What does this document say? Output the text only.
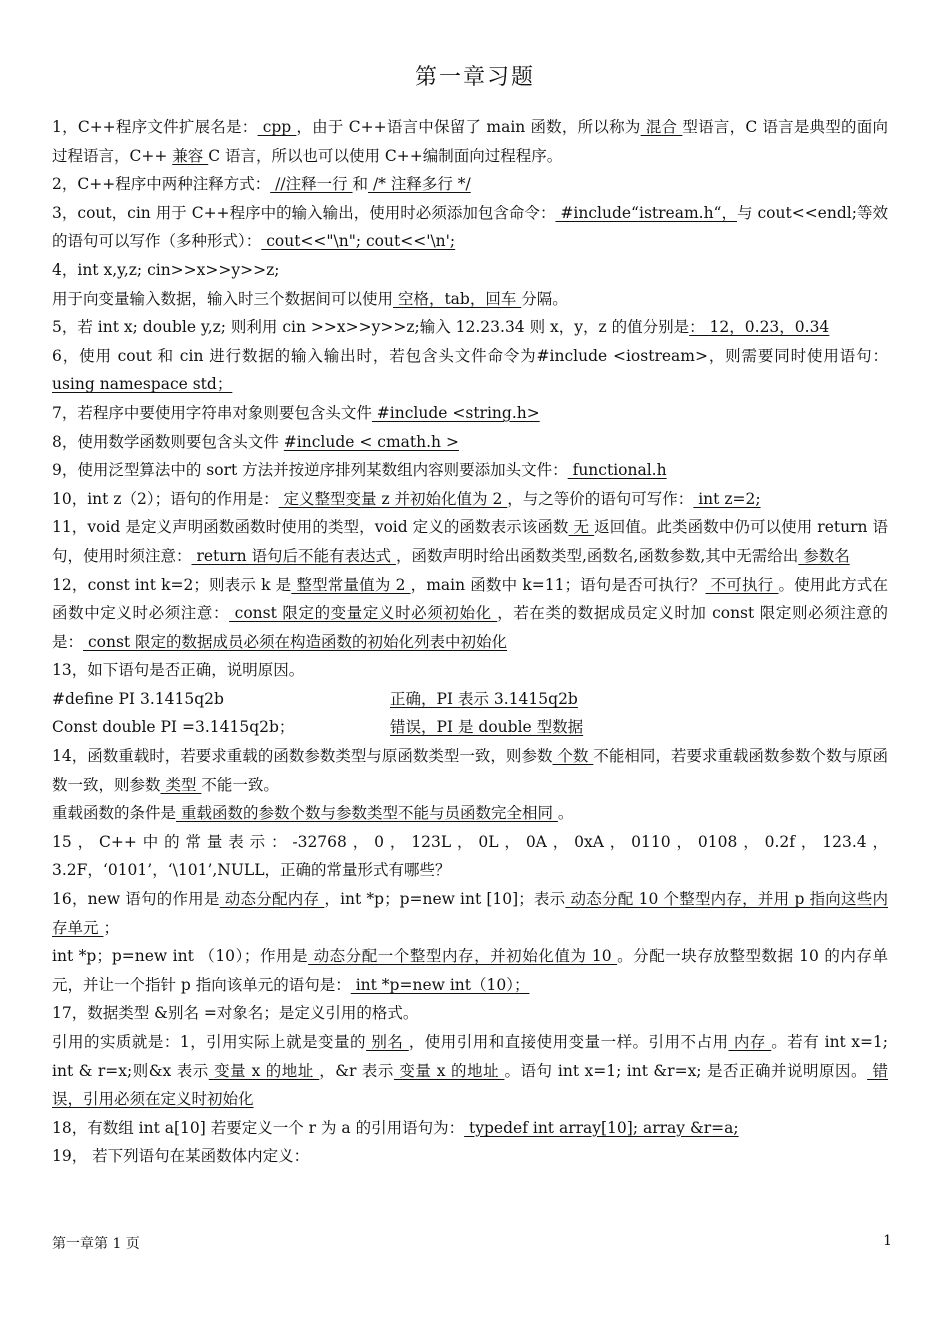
第一章习题

1，C++程序文件扩展名是： cpp ，由于 C++语言中保留了 main 函数，所以称为 混合 型语言，C 语言是典型的面向过程语言，C++ 兼容 C 语言，所以也可以使用 C++编制面向过程程序。

2，C++程序中两种注释方式： //注释一行 和 /* 注释多行 */

3，cout，cin 用于 C++程序中的输入输出，使用时必须添加包含命令： #include“istream.h“，与 cout<<endl;等效的语句可以写作（多种形式）： cout<<"\n"; cout<<'\n';

4，int x,y,z; cin>>x>>y>>z;

用于向变量输入数据，输入时三个数据间可以使用 空格，tab，回车 分隔。

5，若 int x; double y,z; 则利用 cin >>x>>y>>z;输入 12.23.34 则 x，y，z 的值分别是： 12，0.23，0.34

6，使用 cout 和 cin 进行数据的输入输出时，若包含头文件命令为#include <iostream>，则需要同时使用语句： using namespace std；

7，若程序中要使用字符串对象则要包含头文件 #include <string.h>

8，使用数学函数则要包含头文件 #include < cmath.h >

9，使用泛型算法中的 sort 方法并按逆序排列某数组内容则要添加头文件： functional.h

10，int z（2）；语句的作用是： 定义整型变量 z 并初始化值为 2 ，与之等价的语句可写作： int z=2;

11，void 是定义声明函数函数时使用的类型，void 定义的函数表示该函数 无 返回值。此类函数中仍可以使用 return 语句，使用时须注意： return 语句后不能有表达式 ，函数声明时给出函数类型,函数名,函数参数,其中无需给出 参数名

12，const int k=2；则表示 k 是 整型常量值为 2 ，main 函数中 k=11；语句是否可执行？ 不可执行 。使用此方式在函数中定义时必须注意： const 限定的变量定义时必须初始化 ，若在类的数据成员定义时加 const 限定则必须注意的是： const 限定的数据成员必须在构造函数的初始化列表中初始化

13，如下语句是否正确，说明原因。

#define PI 3.1415q2b	正确，PI 表示 3.1415q2b
Const double PI =3.1415q2b；	错误，PI 是 double 型数据

14，函数重载时，若要求重载的函数参数类型与原函数类型一致，则参数 个数 不能相同，若要求重载函数参数个数与原函数一致，则参数 类型 不能一致。

重载函数的条件是 重载函数的参数个数与参数类型不能与员函数完全相同 。

15，C++中的常量表示：-32768，0，123L，0L，0A，0xA，0110，0108，0.2f，123.4，3.2F，‘0101’，‘\101’,NULL，正确的常量形式有哪些？

16，new 语句的作用是 动态分配内存 ，int *p；p=new int [10]；表示 动态分配 10 个整型内存，并用 p 指向这些内存单元 ；

int *p；p=new int （10）；作用是 动态分配一个整型内存，并初始化值为 10 。分配一块存放整型数据 10 的内存单元，并让一个指针 p 指向该单元的语句是： int *p=new int（10）；

17，数据类型 &别名 =对象名；是定义引用的格式。

引用的实质就是：1，引用实际上就是变量的 别名 ，使用引用和直接使用变量一样。引用不占用 内存 。若有 int x=1; int & r=x;则&x 表示 变量 x 的地址 ，&r 表示 变量 x 的地址 。语句 int x=1; int &r=x; 是否正确并说明原因。 错误，引用必须在定义时初始化

18，有数组 int a[10] 若要定义一个 r 为 a 的引用语句为： typedef int array[10]; array &r=a;

19， 若下列语句在某函数体内定义：

第一章第 1 页	1
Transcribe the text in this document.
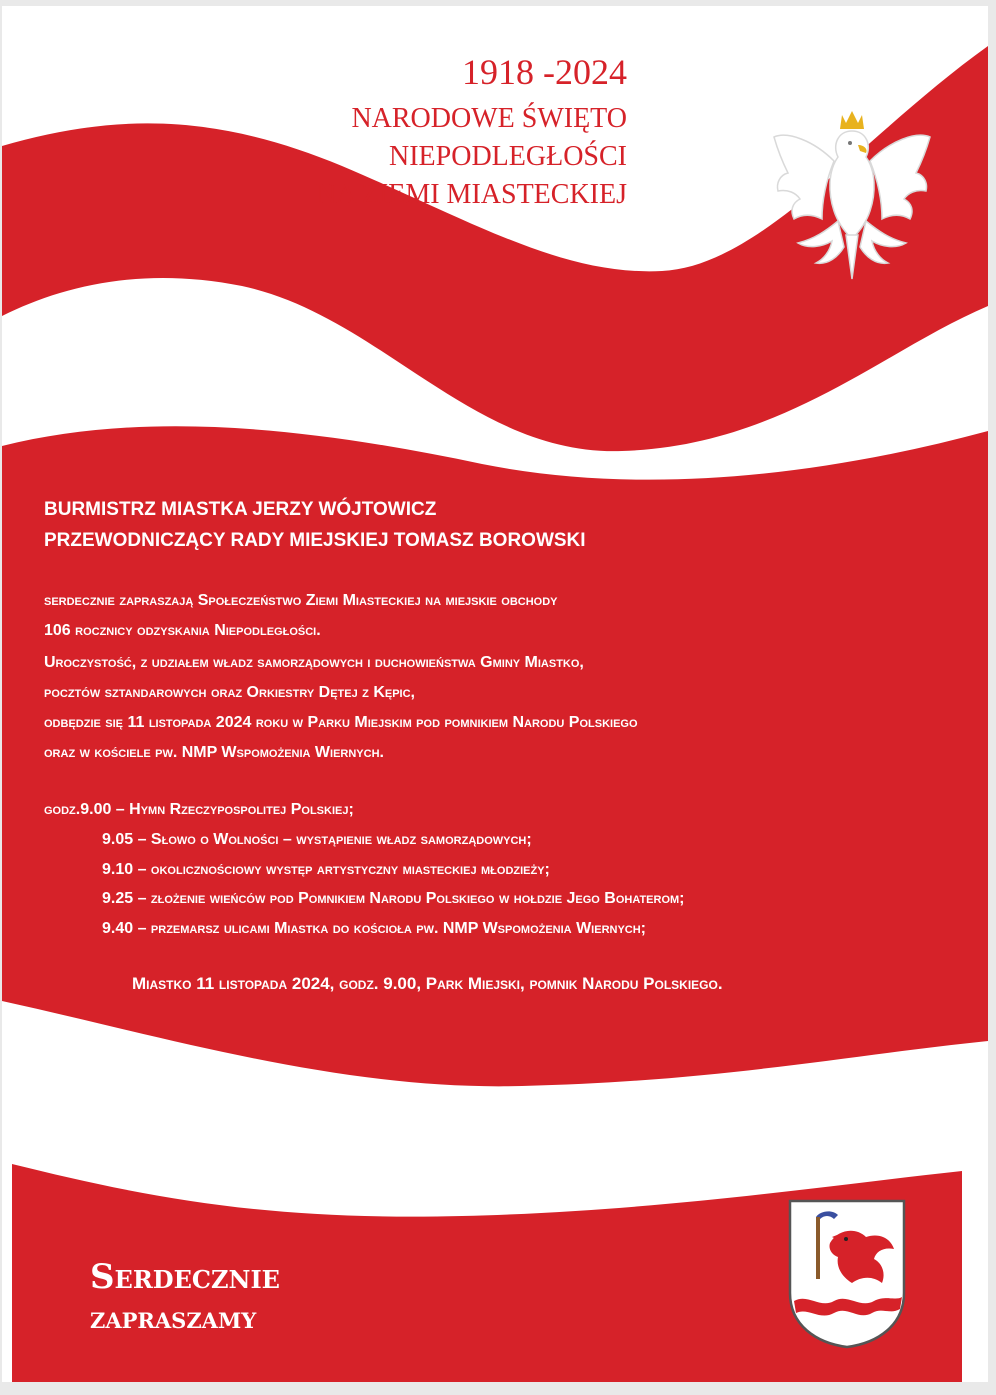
1918 -2024
NARODOWE ŚWIĘTO
NIEPODLEGŁOŚCI
NA ZIEMI MIASTECKIEJ
BURMISTRZ MIASTKA JERZY WÓJTOWICZ
PRZEWODNICZĄCY RADY MIEJSKIEJ TOMASZ BOROWSKI
serdecznie zapraszają Społeczeństwo Ziemi Miasteckiej na miejskie obchody
106 rocznicy odzyskania Niepodległości.
Uroczystość, z udziałem władz samorządowych i duchowieństwa Gminy Miastko,
pocztów sztandarowych oraz Orkiestry Dętej z Kępic,
odbędzie się 11 listopada 2024 roku w Parku Miejskim pod pomnikiem Narodu Polskiego
oraz w kościele pw. NMP Wspomożenia Wiernych.
godz.9.00 – Hymn Rzeczypospolitej Polskiej;
9.05 – Słowo o Wolności – wystąpienie władz samorządowych;
9.10 – okolicznościowy występ artystyczny miasteckiej młodzieży;
9.25 – złożenie wieńców pod Pomnikiem Narodu Polskiego w hołdzie Jego Bohaterom;
9.40 – przemarsz ulicami Miastka do kościoła pw. NMP Wspomożenia Wiernych;
Miastko 11 listopada 2024, godz. 9.00, Park Miejski, pomnik Narodu Polskiego.
Serdecznie
zapraszamy
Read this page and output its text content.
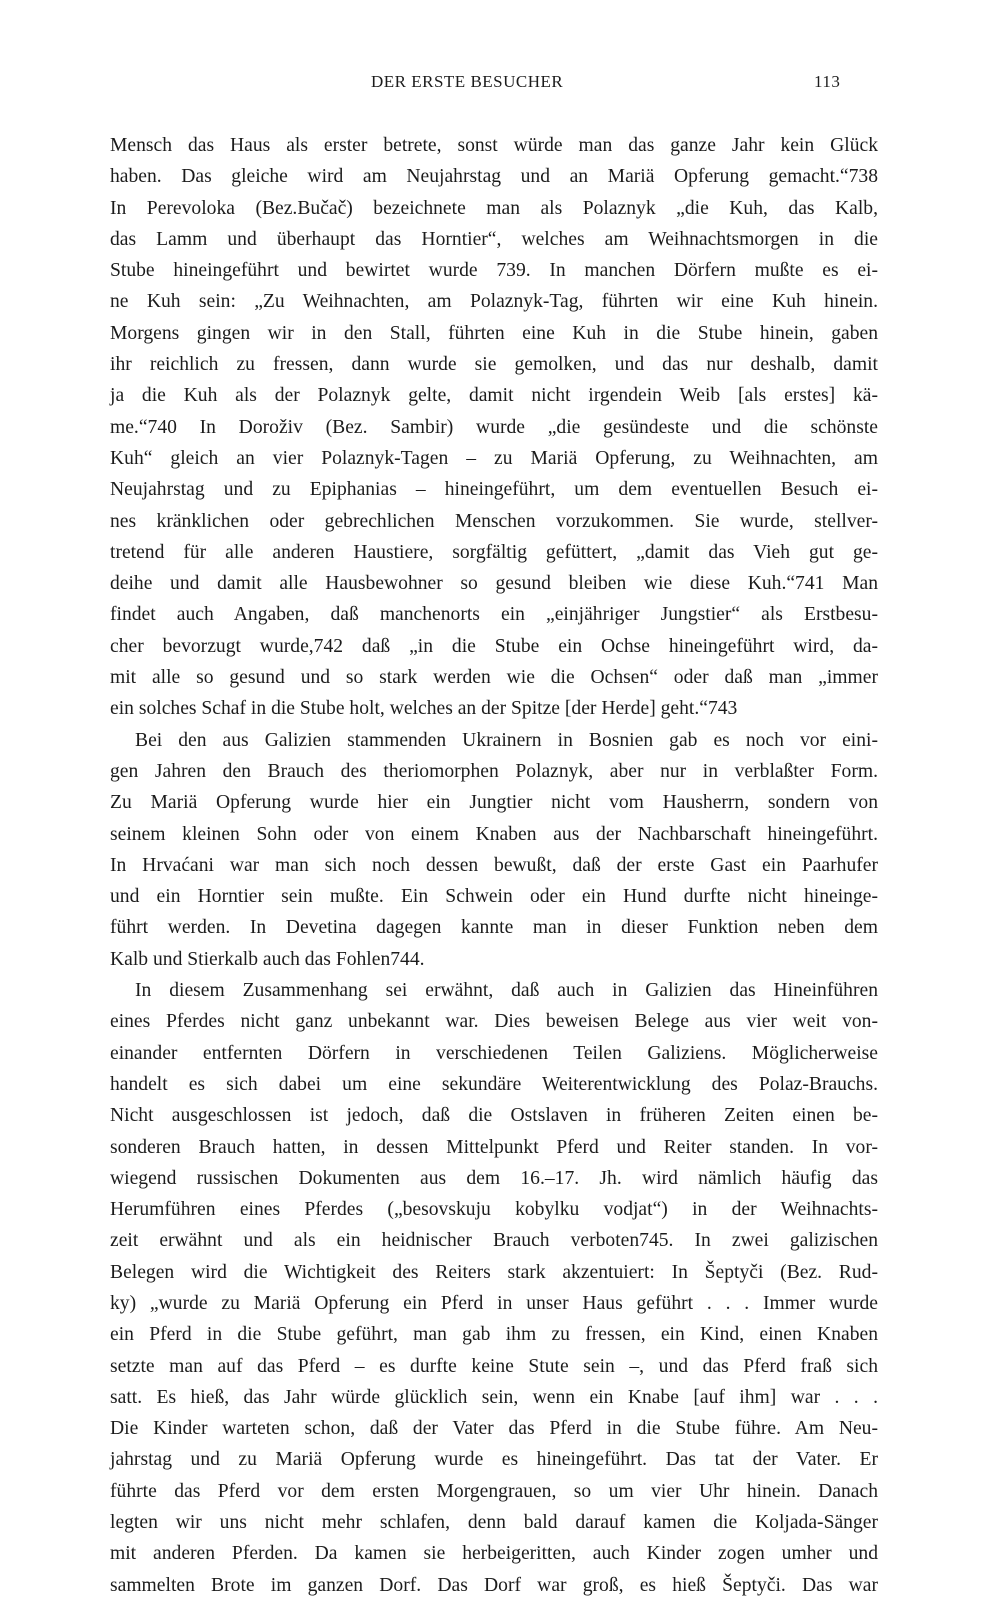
DER ERSTE BESUCHER	113
Mensch das Haus als erster betrete, sonst würde man das ganze Jahr kein Glück
haben. Das gleiche wird am Neujahrstag und an Mariä Opferung gemacht.“738
In Perevoloka (Bez.Bučač) bezeichnete man als Polaznyk „die Kuh, das Kalb,
das Lamm und überhaupt das Horntier“, welches am Weihnachtsmorgen in die
Stube hineingeführt und bewirtet wurde 739. In manchen Dörfern mußte es ei-
ne Kuh sein: „Zu Weihnachten, am Polaznyk-Tag, führten wir eine Kuh hinein.
Morgens gingen wir in den Stall, führten eine Kuh in die Stube hinein, gaben
ihr reichlich zu fressen, dann wurde sie gemolken, und das nur deshalb, damit
ja die Kuh als der Polaznyk gelte, damit nicht irgendein Weib [als erstes] kä-
me.“740 In Doroživ (Bez. Sambir) wurde „die gesündeste und die schönste
Kuh“ gleich an vier Polaznyk-Tagen – zu Mariä Opferung, zu Weihnachten, am
Neujahrstag und zu Epiphanias – hineingeführt, um dem eventuellen Besuch ei-
nes kränklichen oder gebrechlichen Menschen vorzukommen. Sie wurde, stellver-
tretend für alle anderen Haustiere, sorgfältig gefüttert, „damit das Vieh gut ge-
deihe und damit alle Hausbewohner so gesund bleiben wie diese Kuh.“741 Man
findet auch Angaben, daß manchenorts ein „einjähriger Jungstier“ als Erstbesu-
cher bevorzugt wurde,742 daß „in die Stube ein Ochse hineingeführt wird, da-
mit alle so gesund und so stark werden wie die Ochsen“ oder daß man „immer
ein solches Schaf in die Stube holt, welches an der Spitze [der Herde] geht.“743
Bei den aus Galizien stammenden Ukrainern in Bosnien gab es noch vor eini-
gen Jahren den Brauch des theriomorphen Polaznyk, aber nur in verblaßter Form.
Zu Mariä Opferung wurde hier ein Jungtier nicht vom Hausherrn, sondern von
seinem kleinen Sohn oder von einem Knaben aus der Nachbarschaft hineingeführt.
In Hrvaćani war man sich noch dessen bewußt, daß der erste Gast ein Paarhufer
und ein Horntier sein mußte. Ein Schwein oder ein Hund durfte nicht hineinge-
führt werden. In Devetina dagegen kannte man in dieser Funktion neben dem
Kalb und Stierkalb auch das Fohlen744.
In diesem Zusammenhang sei erwähnt, daß auch in Galizien das Hineinführen
eines Pferdes nicht ganz unbekannt war. Dies beweisen Belege aus vier weit von-
einander entfernten Dörfern in verschiedenen Teilen Galiziens. Möglicherweise
handelt es sich dabei um eine sekundäre Weiterentwicklung des Polaz-Brauchs.
Nicht ausgeschlossen ist jedoch, daß die Ostslaven in früheren Zeiten einen be-
sonderen Brauch hatten, in dessen Mittelpunkt Pferd und Reiter standen. In vor-
wiegend russischen Dokumenten aus dem 16.–17. Jh. wird nämlich häufig das
Herumführen eines Pferdes („besovskuju kobylku vodjat“) in der Weihnachts-
zeit erwähnt und als ein heidnischer Brauch verboten745. In zwei galizischen
Belegen wird die Wichtigkeit des Reiters stark akzentuiert: In Šeptyči (Bez. Rud-
ky) „wurde zu Mariä Opferung ein Pferd in unser Haus geführt . . . Immer wurde
ein Pferd in die Stube geführt, man gab ihm zu fressen, ein Kind, einen Knaben
setzte man auf das Pferd – es durfte keine Stute sein –, und das Pferd fraß sich
satt. Es hieß, das Jahr würde glücklich sein, wenn ein Knabe [auf ihm] war . . .
Die Kinder warteten schon, daß der Vater das Pferd in die Stube führe. Am Neu-
jahrstag und zu Mariä Opferung wurde es hineingeführt. Das tat der Vater. Er
führte das Pferd vor dem ersten Morgengrauen, so um vier Uhr hinein. Danach
legten wir uns nicht mehr schlafen, denn bald darauf kamen die Koljada-Sänger
mit anderen Pferden. Da kamen sie herbeigeritten, auch Kinder zogen umher und
sammelten Brote im ganzen Dorf. Das Dorf war groß, es hieß Šeptyči. Das war
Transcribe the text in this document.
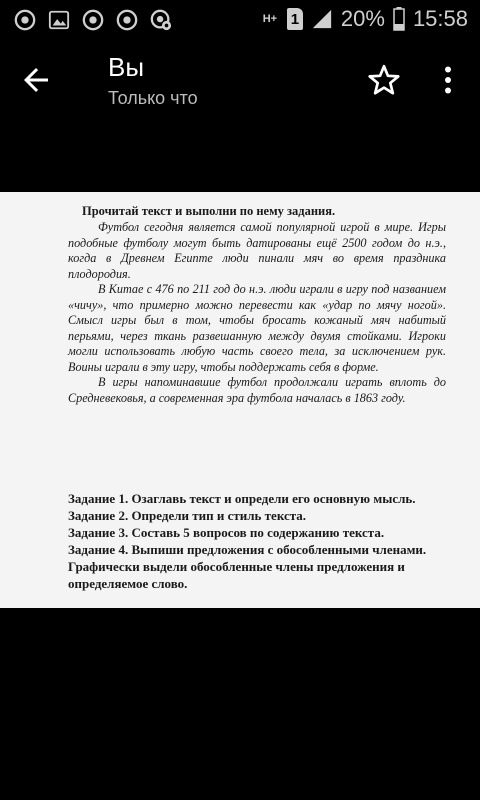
H+ 1 20% 15:58
Вы
Только что

Прочитай текст и выполни по нему задания.

Футбол сегодня является самой популярной игрой в мире. Игры подобные футболу могут быть датированы ещё 2500 годом до н.э., когда в Древнем Египте люди пинали мяч во время праздника плодородия.

В Китае с 476 по 211 год до н.э. люди играли в игру под названием «чичу», что примерно можно перевести как «удар по мячу ногой». Смысл игры был в том, чтобы бросать кожаный мяч набитый перьями, через ткань развешанную между двумя стойками. Игроки могли использовать любую часть своего тела, за исключением рук. Воины играли в эту игру, чтобы поддержать себя в форме.

В игры напоминавшие футбол продолжали играть вплоть до Средневековья, а современная эра футбола началась в 1863 году.

Задание 1. Озаглавь текст и определи его основную мысль.

Задание 2. Определи тип и стиль текста.

Задание 3. Составь 5 вопросов по содержанию текста.

Задание 4. Выпиши предложения с обособленными членами. Графически выдели обособленные члены предложения и определяемое слово.
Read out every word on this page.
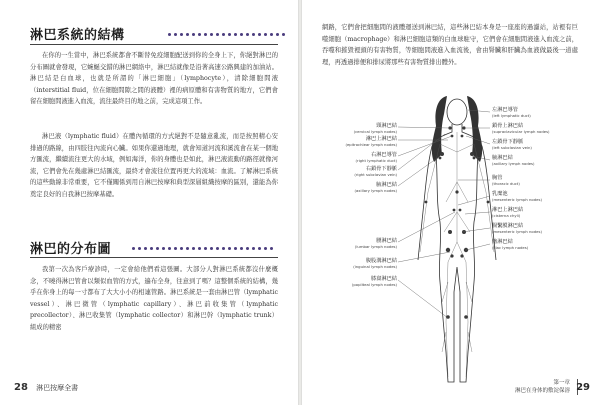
淋巴系統的結構

在你的一生當中，淋巴系統都會不斷替免疫細胞配送到你的全身上下，你絕對淋巴的分布圖就會發現，它蜿蜒交錯的淋巴網絡中，淋巴結就像是沿著高速公路興建的加油站。淋巴結是白血球，也就是所謂的「淋巴細胞」（lymphocyte），清除細胞間液（interstitial fluid，位在細胞間隙之間的液體）裡的病原體和有害物質的地方，它們會留在細胞間液進入血流，流往最終目的地之前，完成這項工作。

淋巴液（lymphatic fluid）在體內循環的方式絕對不是隨意亂流，而是按照精心安排過的路線，由四肢往內流向心臟。如果你還過地理，就會知道河流和溪流會在某一個地方匯流，繼續流往更大的水域，例如海洋，你的身體也是如此，淋巴液流動的路徑就像河流，它們會先在幾處淋巴結匯流，最終才會流往位置再更大的流域：血流。了解淋巴系統的這些動線非常重要，它不僅關係到用自淋巴按摩和典型深層組織按摩的區別，還能為你奠定良好的自我淋巴按摩基礎。

淋巴的分布圖

我第一次為客戶療診時，一定會給他們看這張圖。大部分人對淋巴系統都沒什麼概念，不曉得淋巴管會以類似血管的方式，遍布全身，往意到了嗎？這整個系統的結構，幾乎在你身上的每一寸都布了大大小小的相連管路。淋巴系統是一套由淋巴管（lymphatic vessel）、淋巴微管（lymphatic capillary）、淋巴前收集管（lymphatic precollector）、淋巴收集管（lymphatic collector）和淋巴幹（lymphatic trunk）組成的精密

28 淋巴按摩全書

網路，它們會把細胞間的液體運送到淋巴結，這些淋巴結本身是一座座的過濾站，站裡有巨噬細胞（macrophage）和淋巴細胞這類的白血球駐守，它們會在細胞間液進入血流之前，吞噬和摧毀裡頭的有害物質，等細胞間液進入血流後，會由腎臟和肝臟為血液做最後一道處理，再透過排便和排尿將那些有害物質排出體外。

第一章
淋巴在身体的敷淀保溶 29
頸淋巴結
(cervical lymph nodes)
淋巴上淋巴結
(epitrochlear lymph nodes)
右淋巴導管
(right lymphatic duct)
右鎖骨下靜脈
(right subclavian vein)
腋淋巴結
(axillary lymph nodes)
腰淋巴結
(lumbar lymph nodes)
腹股溝淋巴結
(inguinal lymph nodes)
膝窩淋巴結
(popliteal lymph nodes)
左淋巴導管
(left lymphatic duct)
鎖骨上淋巴結
(supraclavicular lymph nodes)
左鎖骨下靜脈
(left subclavian vein)
腋淋巴結
(axillary lymph nodes)
胸管
(thoracic duct)
乳糜池
(mesenteric lymph nodes)
淋巴上淋巴結
(cisterna chyli)
腸繫膜淋巴結
(mesenteric lymph nodes)
髂淋巴結
(iliac lymph nodes)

§ **What needs to be done**:
Exactly how many lines of the material contain the word "текста"? Write the number alone.

§ **Finished exercise**:
2